#### DATA SUPPLIED ####
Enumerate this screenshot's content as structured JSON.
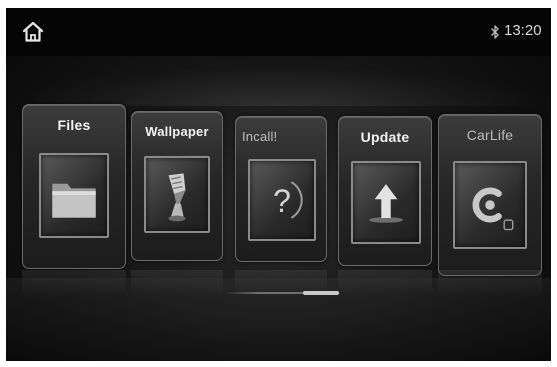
{
  "status_bar": {
    "time": "13:20",
    "home_icon": "home-icon",
    "bluetooth_icon": "bluetooth-icon"
  },
  "apps": [
    {
      "label": "Files",
      "icon": "folder-icon"
    },
    {
      "label": "Wallpaper",
      "icon": "paint-brush-icon"
    },
    {
      "label": "Incall!",
      "icon": "question-mark-icon"
    },
    {
      "label": "Update",
      "icon": "up-arrow-icon"
    },
    {
      "label": "CarLife",
      "icon": "carlife-icon"
    }
  ],
  "carousel": {
    "position": "2 of 5"
  }
}
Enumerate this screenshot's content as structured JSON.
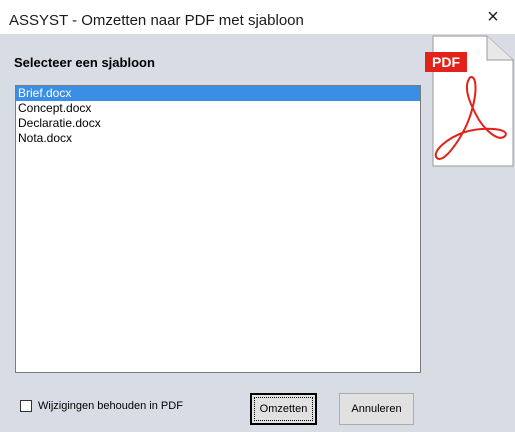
{
  "window": {
    "title": "ASSYST - Omzetten naar PDF met sjabloon",
    "close_symbol": "×"
  },
  "panel": {
    "heading": "Selecteer een sjabloon"
  },
  "list": {
    "items": [
      {
        "label": "Brief.docx",
        "selected": true
      },
      {
        "label": "Concept.docx",
        "selected": false
      },
      {
        "label": "Declaratie.docx",
        "selected": false
      },
      {
        "label": "Nota.docx",
        "selected": false
      }
    ]
  },
  "pdf_icon": {
    "badge_text": "PDF",
    "badge_color": "#e2231a",
    "symbol_color": "#e2231a",
    "icon": "pdf-document-icon"
  },
  "options": {
    "keep_changes_label": "Wijzigingen behouden in PDF",
    "keep_changes_checked": false
  },
  "buttons": {
    "convert_label": "Omzetten",
    "cancel_label": "Annuleren"
  },
  "colors": {
    "client_background": "#d7dce5",
    "selection": "#3a8ee6"
  }
}
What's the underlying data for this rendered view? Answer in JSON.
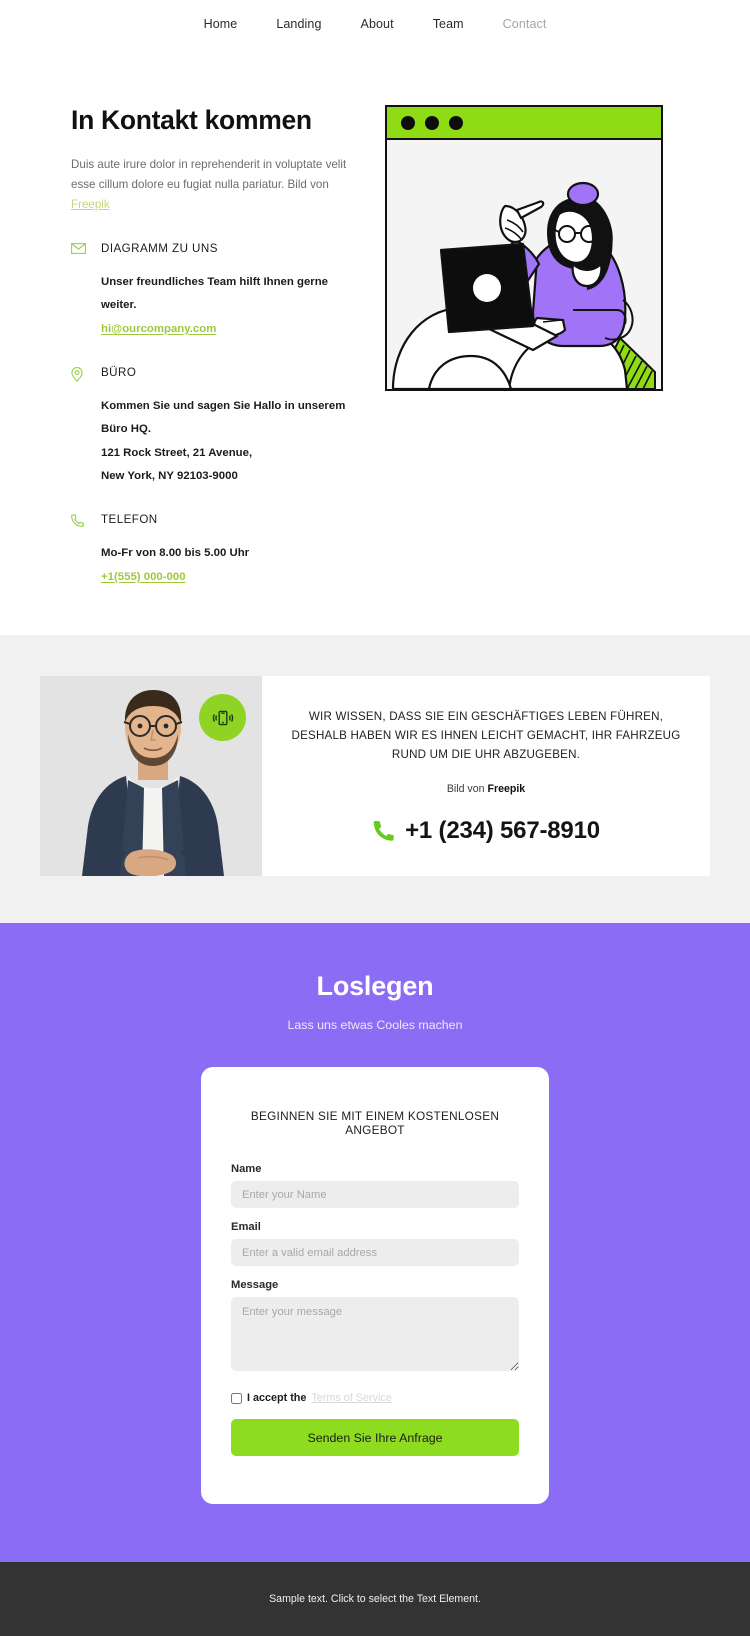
{
  "nav": {
    "items": [
      {
        "label": "Home",
        "active": false
      },
      {
        "label": "Landing",
        "active": false
      },
      {
        "label": "About",
        "active": false
      },
      {
        "label": "Team",
        "active": false
      },
      {
        "label": "Contact",
        "active": true
      }
    ]
  },
  "hero": {
    "title": "In Kontakt kommen",
    "lede_text": "Duis aute irure dolor in reprehenderit in voluptate velit esse cillum dolore eu fugiat nulla pariatur. Bild von ",
    "lede_link": "Freepik",
    "contacts": [
      {
        "icon": "envelope-icon",
        "label": "DIAGRAMM ZU UNS",
        "lines": [
          "Unser freundliches Team hilft Ihnen gerne",
          "weiter."
        ],
        "link": "hi@ourcompany.com"
      },
      {
        "icon": "location-pin-icon",
        "label": "BÜRO",
        "lines": [
          "Kommen Sie und sagen Sie Hallo in unserem",
          "Büro HQ.",
          "121 Rock Street, 21 Avenue,",
          "New York, NY 92103-9000"
        ],
        "link": ""
      },
      {
        "icon": "phone-icon",
        "label": "TELEFON",
        "lines": [
          "Mo-Fr von 8.00 bis 5.00 Uhr"
        ],
        "link": "+1(555) 000-000"
      }
    ]
  },
  "cta": {
    "headline": "WIR WISSEN, DASS SIE EIN GESCHÄFTIGES LEBEN FÜHREN, DESHALB HABEN WIR ES IHNEN LEICHT GEMACHT, IHR FAHRZEUG RUND UM DIE UHR ABZUGEBEN.",
    "credit_prefix": "Bild von ",
    "credit_name": "Freepik",
    "phone": "+1 (234) 567-8910"
  },
  "form_section": {
    "heading": "Loslegen",
    "subheading": "Lass uns etwas Cooles machen",
    "form_title": "BEGINNEN SIE MIT EINEM KOSTENLOSEN ANGEBOT",
    "fields": [
      {
        "label": "Name",
        "placeholder": "Enter your Name"
      },
      {
        "label": "Email",
        "placeholder": "Enter a valid email address"
      },
      {
        "label": "Message",
        "placeholder": "Enter your message"
      }
    ],
    "terms_accept": "I accept the",
    "terms_link": "Terms of Service",
    "submit_label": "Senden Sie Ihre Anfrage"
  },
  "footer": {
    "text": "Sample text. Click to select the Text Element."
  },
  "colors": {
    "green": "#8ddc1f",
    "green_soft": "#9ad04a",
    "purple": "#8b6df5",
    "footer_dark": "#333333",
    "band_gray": "#f1f1f1"
  }
}
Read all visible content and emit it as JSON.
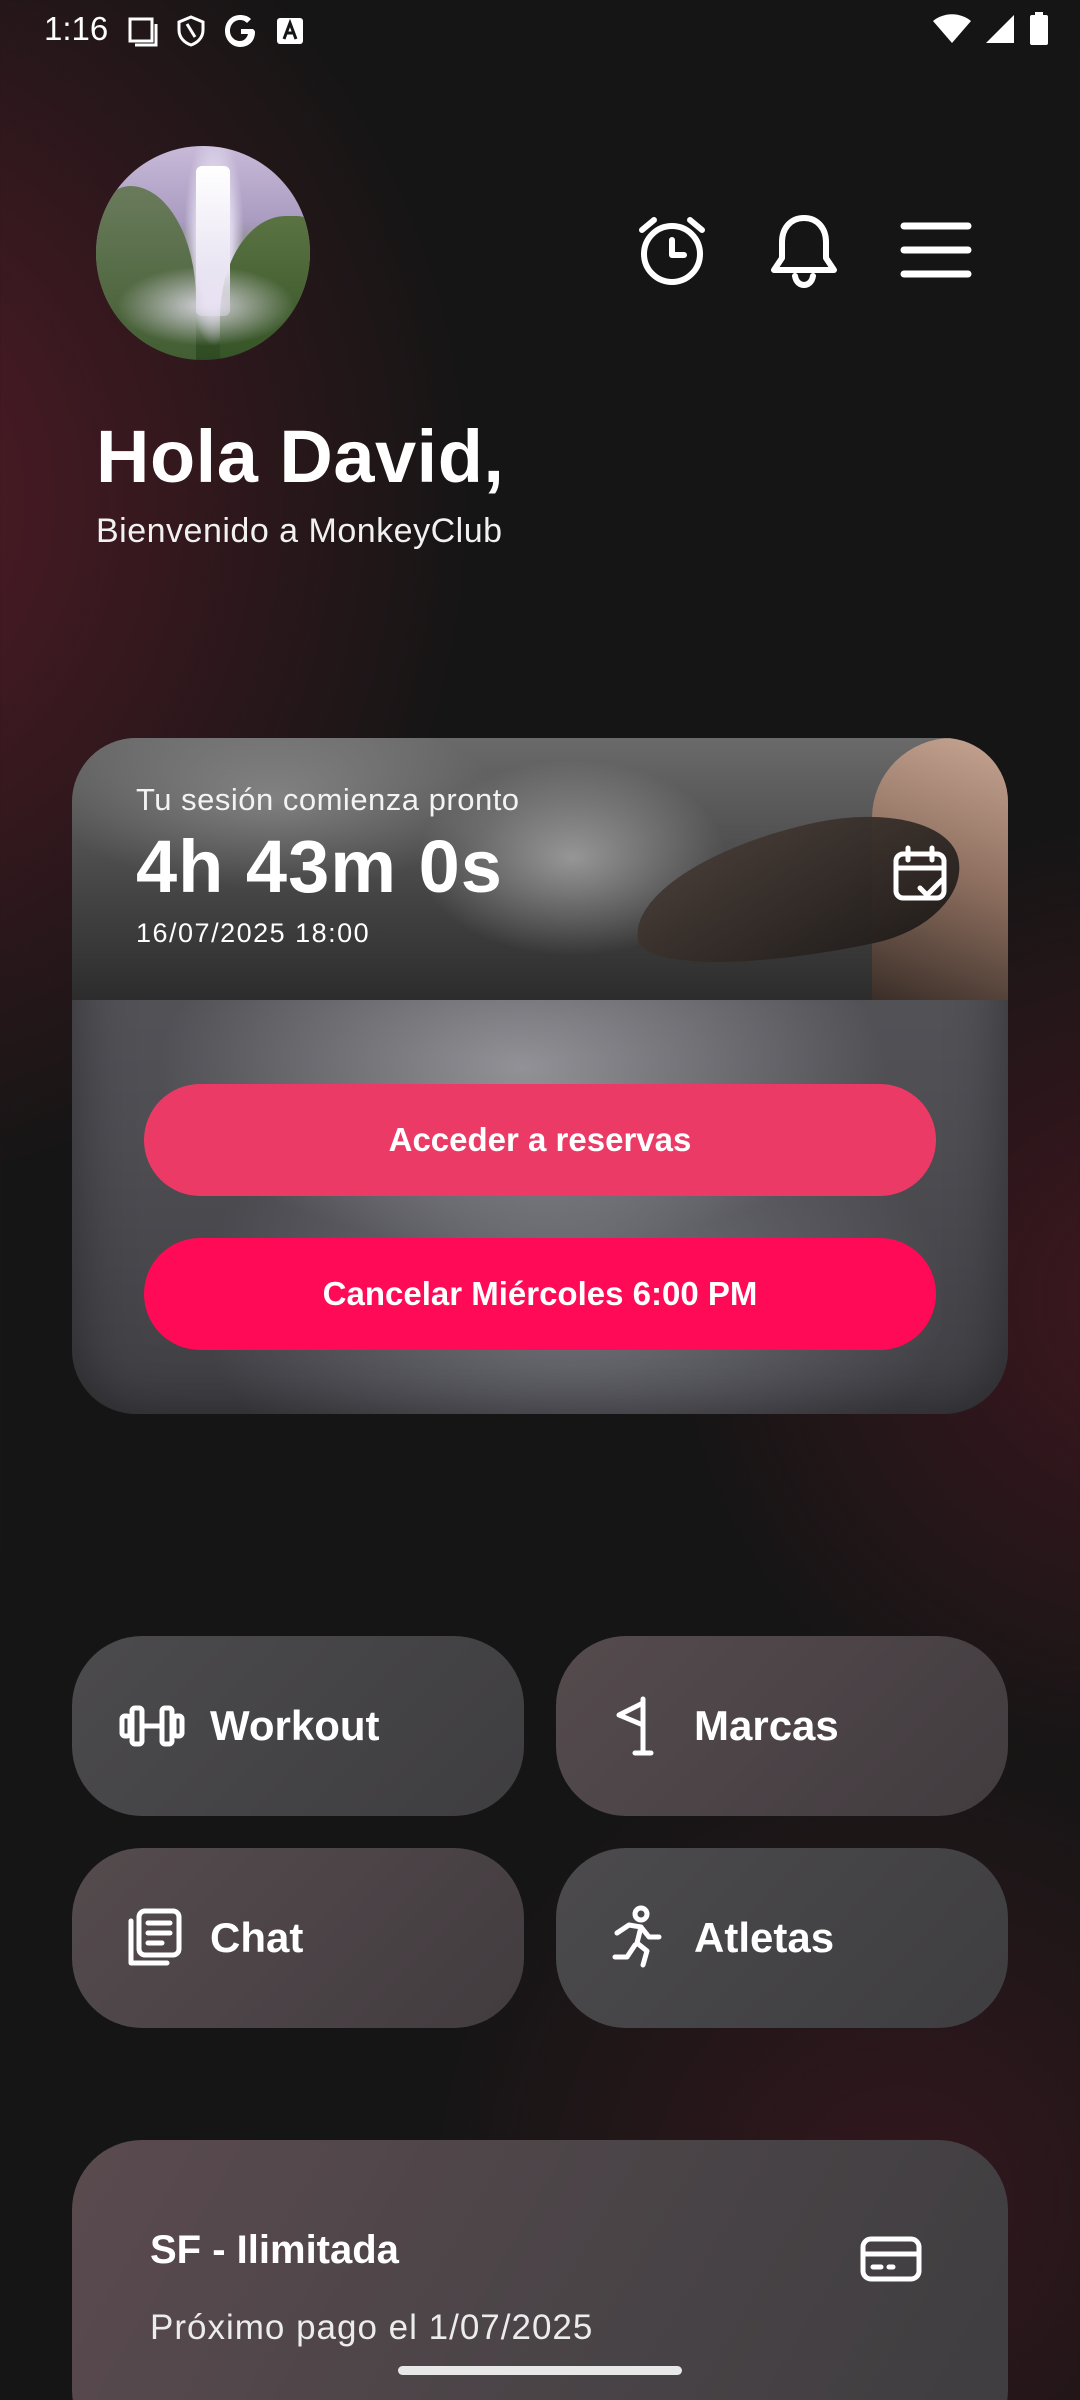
{
  "status_bar": {
    "time": "1:16",
    "left_icons": [
      "screenshot-icon",
      "shield-icon",
      "google-icon",
      "translate-icon"
    ],
    "right_icons": [
      "wifi-icon",
      "cell-signal-icon",
      "battery-icon"
    ]
  },
  "header": {
    "avatar": "profile-avatar",
    "icons": [
      "alarm-clock-icon",
      "bell-icon",
      "menu-icon"
    ]
  },
  "greeting": {
    "title": "Hola David,",
    "subtitle": "Bienvenido a MonkeyClub"
  },
  "session": {
    "label": "Tu sesión comienza pronto",
    "countdown": "4h 43m 0s",
    "datetime": "16/07/2025 18:00",
    "calendar_icon": "calendar-check-icon",
    "primary_button": "Acceder a reservas",
    "cancel_button": "Cancelar Miércoles 6:00 PM",
    "colors": {
      "primary": "#ec3a67",
      "cancel": "#ff0a57"
    }
  },
  "tiles": [
    {
      "label": "Workout",
      "icon": "dumbbell-icon"
    },
    {
      "label": "Marcas",
      "icon": "flag-icon"
    },
    {
      "label": "Chat",
      "icon": "document-stack-icon"
    },
    {
      "label": "Atletas",
      "icon": "running-person-icon"
    }
  ],
  "membership": {
    "plan": "SF - Ilimitada",
    "next_payment": "Próximo pago el 1/07/2025",
    "icon": "credit-card-icon"
  }
}
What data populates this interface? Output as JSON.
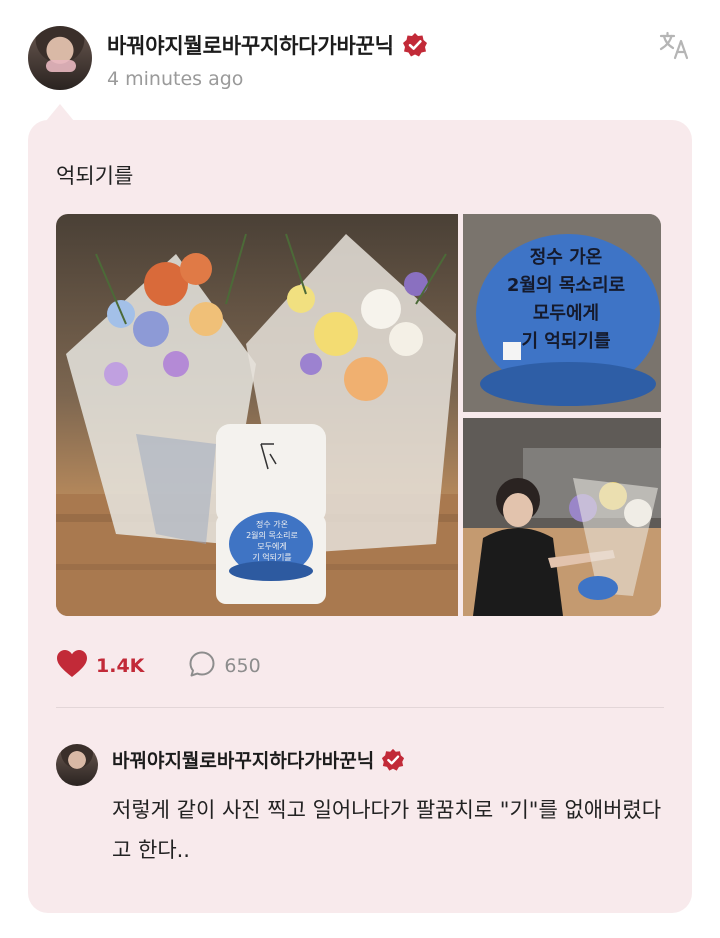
{
  "post": {
    "author": "바꿔야지뭘로바꾸지하다가바꾼닉",
    "time": "4 minutes ago",
    "text": "억되기를",
    "likes": "1.4K",
    "comments": "650",
    "images": [
      {
        "icon": "bouquet-photo"
      },
      {
        "icon": "cake-photo",
        "cake_text": [
          "정수 가온",
          "2월의 목소리로",
          "모두에게",
          "기 억되기를"
        ]
      },
      {
        "icon": "selfie-photo"
      }
    ],
    "small_cake_text": [
      "정수 가온",
      "2월의 목소리로",
      "모두에게",
      "기 억되기를"
    ]
  },
  "reply": {
    "author": "바꿔야지뭘로바꾸지하다가바꾼닉",
    "text": "저렇게 같이 사진 찍고 일어나다가 팔꿈치로 \"기\"를 없애버렸다고 한다.."
  },
  "colors": {
    "bubble": "#f8eaec",
    "accent_red": "#c22a38",
    "verified": "#c22a38",
    "muted": "#9a9a9a"
  }
}
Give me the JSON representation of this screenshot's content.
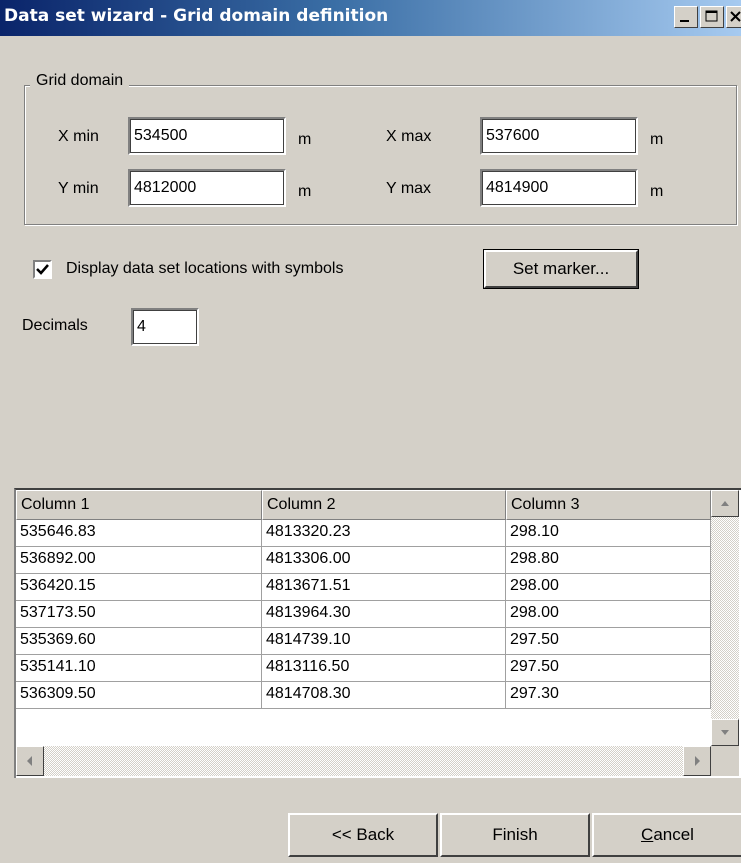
{
  "window": {
    "title": "Data set wizard - Grid domain definition"
  },
  "grid_domain": {
    "legend": "Grid domain",
    "xmin_label": "X min",
    "xmin_value": "534500",
    "xmin_unit": "m",
    "xmax_label": "X max",
    "xmax_value": "537600",
    "xmax_unit": "m",
    "ymin_label": "Y min",
    "ymin_value": "4812000",
    "ymin_unit": "m",
    "ymax_label": "Y max",
    "ymax_value": "4814900",
    "ymax_unit": "m"
  },
  "options": {
    "display_symbols_label": "Display data set locations with symbols",
    "display_symbols_checked": true,
    "set_marker_label": "Set marker...",
    "decimals_label": "Decimals",
    "decimals_value": "4"
  },
  "table": {
    "columns": [
      "Column 1",
      "Column 2",
      "Column 3"
    ],
    "rows": [
      [
        "535646.83",
        "4813320.23",
        "298.10"
      ],
      [
        "536892.00",
        "4813306.00",
        "298.80"
      ],
      [
        "536420.15",
        "4813671.51",
        "298.00"
      ],
      [
        "537173.50",
        "4813964.30",
        "298.00"
      ],
      [
        "535369.60",
        "4814739.10",
        "297.50"
      ],
      [
        "535141.10",
        "4813116.50",
        "297.50"
      ],
      [
        "536309.50",
        "4814708.30",
        "297.30"
      ]
    ]
  },
  "footer": {
    "back_label": "<< Back",
    "finish_label": "Finish",
    "cancel_label": "Cancel"
  }
}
####
== WHAT THE TASK REQUIRES ==
Copy every line of the listing containing the string "photo".

== COMPLETED TASK ==
        "icon": "bouquet-photo"
        "icon": "cake-photo",
        "icon": "selfie-photo"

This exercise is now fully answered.